- **Aim**
Search the entries below. Return every line that has "数字水泥" in it.

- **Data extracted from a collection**
******

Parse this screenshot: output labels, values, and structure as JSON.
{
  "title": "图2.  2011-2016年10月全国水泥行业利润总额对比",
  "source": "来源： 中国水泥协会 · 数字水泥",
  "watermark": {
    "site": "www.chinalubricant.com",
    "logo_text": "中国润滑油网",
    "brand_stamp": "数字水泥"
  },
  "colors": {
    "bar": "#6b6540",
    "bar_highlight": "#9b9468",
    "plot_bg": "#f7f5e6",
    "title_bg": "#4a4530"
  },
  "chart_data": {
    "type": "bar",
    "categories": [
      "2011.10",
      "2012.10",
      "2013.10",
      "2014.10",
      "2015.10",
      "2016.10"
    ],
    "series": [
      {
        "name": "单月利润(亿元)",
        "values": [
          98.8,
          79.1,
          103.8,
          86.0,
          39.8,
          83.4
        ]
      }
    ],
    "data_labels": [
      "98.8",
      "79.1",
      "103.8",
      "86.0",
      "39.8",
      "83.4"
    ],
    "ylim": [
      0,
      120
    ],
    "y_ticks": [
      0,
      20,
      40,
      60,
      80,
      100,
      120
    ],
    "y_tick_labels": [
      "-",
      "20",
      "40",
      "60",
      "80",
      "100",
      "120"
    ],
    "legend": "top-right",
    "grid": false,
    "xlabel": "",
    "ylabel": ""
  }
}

******

- **Answer for the task**
  "source": "来源： 中国水泥协会 · 数字水泥",
    "brand_stamp": "数字水泥"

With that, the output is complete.